TEXTO EXTRAÍDO
---*---

2006/09/12

Carecas, inseguros e confusos

Lisboa, 9 e meia da manhã, algures no percurso da carreira nº 6 da Carris.
Entra no autocarro um indivíduo de idade próxima da metade da esperança média e vida (que isso da meia-idade já não se usa, é feio), vestindo fato e gravata, de óculos grandes meio desalinhados na cara, ostentando um farfalhudo bigode, tão grisalho como os poucos cabelos que ainda lhe nascem ao lado da orelha direita e descansam contrariados por detrás da orelha esquerda.
Antes de entrar já se fazia ouvir aos passageiros dos últimos bancos da dita carreira. Porque isto era uma vergonha, “Eles” róbom uma pessoa todes os dias. Vejam lá agora cu passe válide até 2008 afinal já não serve pa nada, caté teve dir “tirar” outro (sem roubar nada a ninguém, qisto de tirar é como se tira a carta de condução, um curso na universidade ó as férias). E inda lhe pediram mais 5 euros pu passe nôve, que nem é nenhuma fortuna mas sempé dinheiro e se a gente já é róbáda cu que paga pa andar dótócarro e cas greves e não sei quê, eles é que deviam de pagar à genti. E agora mudam os sítios donde os ótócarros passam e ninguém informa, ninguém sabe de nada e a gente é que se amola. Que já tinha saído de dois ótócarros diferentes, hã, já era o terceiro que apanhava - ah pois, o terceiro - e inda ali andava às voltas, com coisas pa fazer, parecia uma bola de ténes. E ninguém qué sabêri! Metoristas, amnestradores, directores, isté tuda mêma corja.

---*---

INSTRUÇÕES DO EXERCÍCIO
1: Reescreve em forma de lista o parágrafo do texto extraído que começa por "Entra no autocarro um indivíduo", conservando os factos principais.
2: Converte numa lista numerada as linhas dos registos. Começa na linha que contém "53, 422, 56]" e termina depois da linha que contém "406, 273, 424]", omitindo as linhas em branco.

Listagens de coordenadas das caixas:
---*---

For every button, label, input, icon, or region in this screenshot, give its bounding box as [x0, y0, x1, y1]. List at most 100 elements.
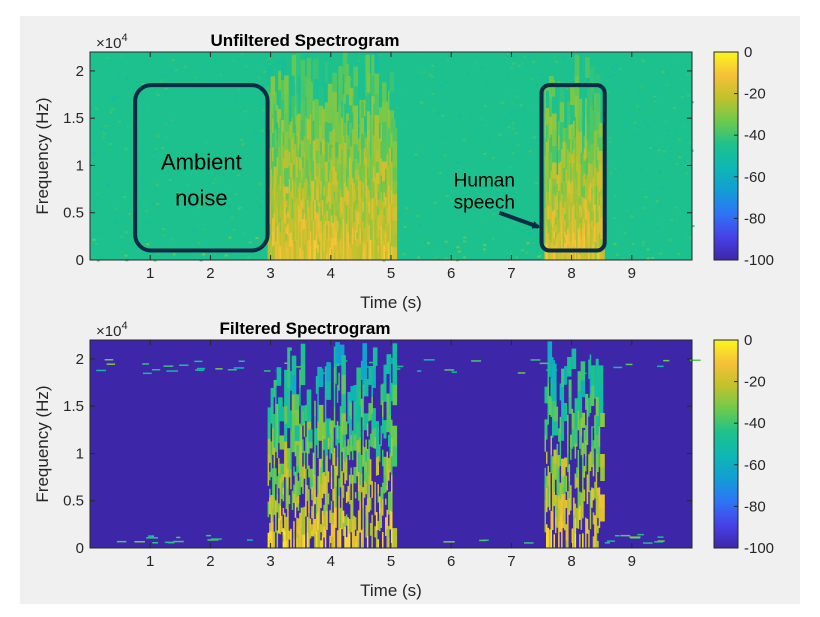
heatmap-cell	[418, 53, 422, 56]
heatmap-cell	[615, 253, 619, 256]
heatmap-cell	[240, 139, 244, 141]
heatmap-cell	[105, 57, 109, 60]
heatmap-cell	[475, 130, 478, 133]
heatmap-cell	[598, 150, 604, 165]
heatmap-cell	[278, 89, 283, 110]
heatmap-cell	[417, 82, 421, 84]
heatmap-cell	[515, 168, 519, 171]
heatmap-cell	[589, 163, 595, 184]
heatmap-cell	[515, 132, 518, 135]
heatmap-cell	[605, 217, 609, 220]
heatmap-cell	[324, 161, 330, 182]
heatmap-cell	[155, 91, 159, 94]
heatmap-cell	[171, 238, 175, 241]
heatmap-cell	[637, 533, 644, 536]
heatmap-cell	[374, 52, 379, 74]
heatmap-cell	[215, 368, 223, 370]
heatmap-cell	[338, 66, 343, 87]
heatmap-cell	[657, 149, 661, 152]
heatmap-cell	[600, 507, 605, 522]
heatmap-cell	[580, 380, 586, 400]
heatmap-cell	[389, 91, 395, 111]
heatmap-cell	[315, 150, 321, 164]
heatmap-cell	[382, 62, 387, 83]
heatmap-cell	[382, 101, 387, 122]
heatmap-cell	[689, 236, 693, 239]
heatmap-cell	[674, 119, 678, 122]
heatmap-cell	[148, 535, 153, 538]
heatmap-cell	[478, 212, 482, 215]
heatmap-cell	[507, 126, 511, 129]
heatmap-cell	[434, 63, 438, 66]
heatmap-cell	[224, 254, 228, 257]
heatmap-cell	[633, 121, 637, 124]
heatmap-cell	[360, 117, 366, 134]
heatmap-cell	[296, 465, 301, 477]
heatmap-cell	[233, 367, 245, 369]
heatmap-cell	[678, 213, 682, 216]
heatmap-cell	[231, 59, 235, 62]
heatmap-cell	[267, 406, 273, 424]
colorbar-tick-label: -80	[744, 498, 766, 515]
heatmap-cell	[360, 149, 366, 166]
heatmap-cell	[164, 541, 174, 544]
heatmap-cell	[206, 534, 212, 537]
heatmap-cell	[236, 165, 240, 168]
heatmap-cell	[598, 164, 604, 179]
heatmap-cell	[90, 257, 94, 260]
heatmap-cell	[278, 397, 283, 413]
heatmap-cell	[241, 232, 245, 235]
heatmap-cell	[453, 258, 457, 261]
heatmap-cell	[586, 105, 592, 124]
heatmap-cell	[327, 63, 333, 84]
heatmap-cell	[185, 184, 189, 187]
heatmap-cell	[192, 205, 196, 208]
heatmap-cell	[202, 66, 206, 68]
heatmap-cell	[261, 121, 265, 123]
heatmap-cell	[586, 122, 592, 141]
heatmap-cell	[503, 150, 506, 152]
heatmap-cell	[490, 177, 494, 180]
heatmap-cell	[611, 57, 615, 60]
heatmap-cell	[540, 74, 544, 76]
heatmap-cell	[611, 67, 615, 70]
heatmap-cell	[451, 371, 457, 373]
heatmap-cell	[655, 142, 658, 145]
heatmap-cell	[481, 186, 485, 189]
heatmap-cell	[118, 185, 122, 188]
heatmap-cell	[368, 402, 373, 422]
heatmap-cell	[234, 193, 238, 196]
heatmap-cell	[174, 202, 178, 205]
heatmap-cell	[668, 239, 672, 242]
heatmap-cell	[585, 77, 590, 99]
heatmap-cell	[544, 70, 548, 73]
heatmap-cell	[291, 413, 297, 433]
heatmap-cell	[366, 73, 372, 93]
heatmap-cell	[195, 369, 205, 371]
heatmap-cell	[309, 448, 315, 459]
heatmap-cell	[248, 216, 252, 219]
heatmap-cell	[392, 384, 398, 406]
heatmap-cell	[109, 111, 113, 114]
heatmap-cell	[175, 87, 179, 90]
heatmap-cell	[444, 257, 448, 260]
heatmap-cell	[564, 366, 569, 385]
heatmap-cell	[396, 54, 400, 57]
heatmap-cell	[338, 85, 343, 106]
heatmap-cell	[202, 253, 206, 256]
heatmap-cell	[497, 121, 501, 124]
heatmap-cell	[544, 386, 550, 404]
heatmap-cell	[366, 110, 372, 130]
heatmap-cell	[329, 420, 334, 434]
heatmap-cell	[190, 100, 194, 103]
heatmap-cell	[140, 175, 144, 178]
heatmap-cell	[166, 129, 170, 132]
heatmap-cell	[600, 238, 605, 247]
heatmap-cell	[611, 119, 615, 122]
heatmap-cell	[508, 103, 512, 106]
heatmap-cell	[210, 538, 222, 540]
heatmap-cell	[341, 393, 346, 414]
heatmap-cell	[386, 354, 392, 375]
heatmap-cell	[483, 244, 487, 246]
heatmap-cell	[595, 111, 601, 131]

---*---

SOLUÇÕES DO EXERCÍCIO
1:
- Um indivíduo entra no autocarro.
- Tem uma idade próxima de metade da esperança média de vida.
- Veste fato e gravata.
- Usa óculos grandes, meio desalinhados na cara.
- Tem um bigode farfalhudo e grisalho.
- Tem poucos cabelos, também grisalhos. Nascem ao lado da orelha direita e descansam por detrás da orelha esquerda.

2:
1. heatmap-cell	[418, 53, 422, 56]
2. heatmap-cell	[615, 253, 619, 256]
3. heatmap-cell	[240, 139, 244, 141]
4. heatmap-cell	[105, 57, 109, 60]
5. heatmap-cell	[475, 130, 478, 133]
6. heatmap-cell	[598, 150, 604, 165]
7. heatmap-cell	[278, 89, 283, 110]
8. heatmap-cell	[417, 82, 421, 84]
9. heatmap-cell	[515, 168, 519, 171]
10. heatmap-cell	[589, 163, 595, 184]
11. heatmap-cell	[515, 132, 518, 135]
12. heatmap-cell	[605, 217, 609, 220]
13. heatmap-cell	[324, 161, 330, 182]
14. heatmap-cell	[155, 91, 159, 94]
15. heatmap-cell	[171, 238, 175, 241]
16. heatmap-cell	[637, 533, 644, 536]
17. heatmap-cell	[374, 52, 379, 74]
18. heatmap-cell	[215, 368, 223, 370]
19. heatmap-cell	[338, 66, 343, 87]
20. heatmap-cell	[657, 149, 661, 152]
21. heatmap-cell	[600, 507, 605, 522]
22. heatmap-cell	[580, 380, 586, 400]
23. heatmap-cell	[389, 91, 395, 111]
24. heatmap-cell	[315, 150, 321, 164]
25. heatmap-cell	[382, 62, 387, 83]
26. heatmap-cell	[382, 101, 387, 122]
27. heatmap-cell	[689, 236, 693, 239]
28. heatmap-cell	[674, 119, 678, 122]
29. heatmap-cell	[148, 535, 153, 538]
30. heatmap-cell	[478, 212, 482, 215]
31. heatmap-cell	[507, 126, 511, 129]
32. heatmap-cell	[434, 63, 438, 66]
33. heatmap-cell	[224, 254, 228, 257]
34. heatmap-cell	[633, 121, 637, 124]
35. heatmap-cell	[360, 117, 366, 134]
36. heatmap-cell	[296, 465, 301, 477]
37. heatmap-cell	[233, 367, 245, 369]
38. heatmap-cell	[678, 213, 682, 216]
39. heatmap-cell	[231, 59, 235, 62]
40. heatmap-cell	[267, 406, 273, 424]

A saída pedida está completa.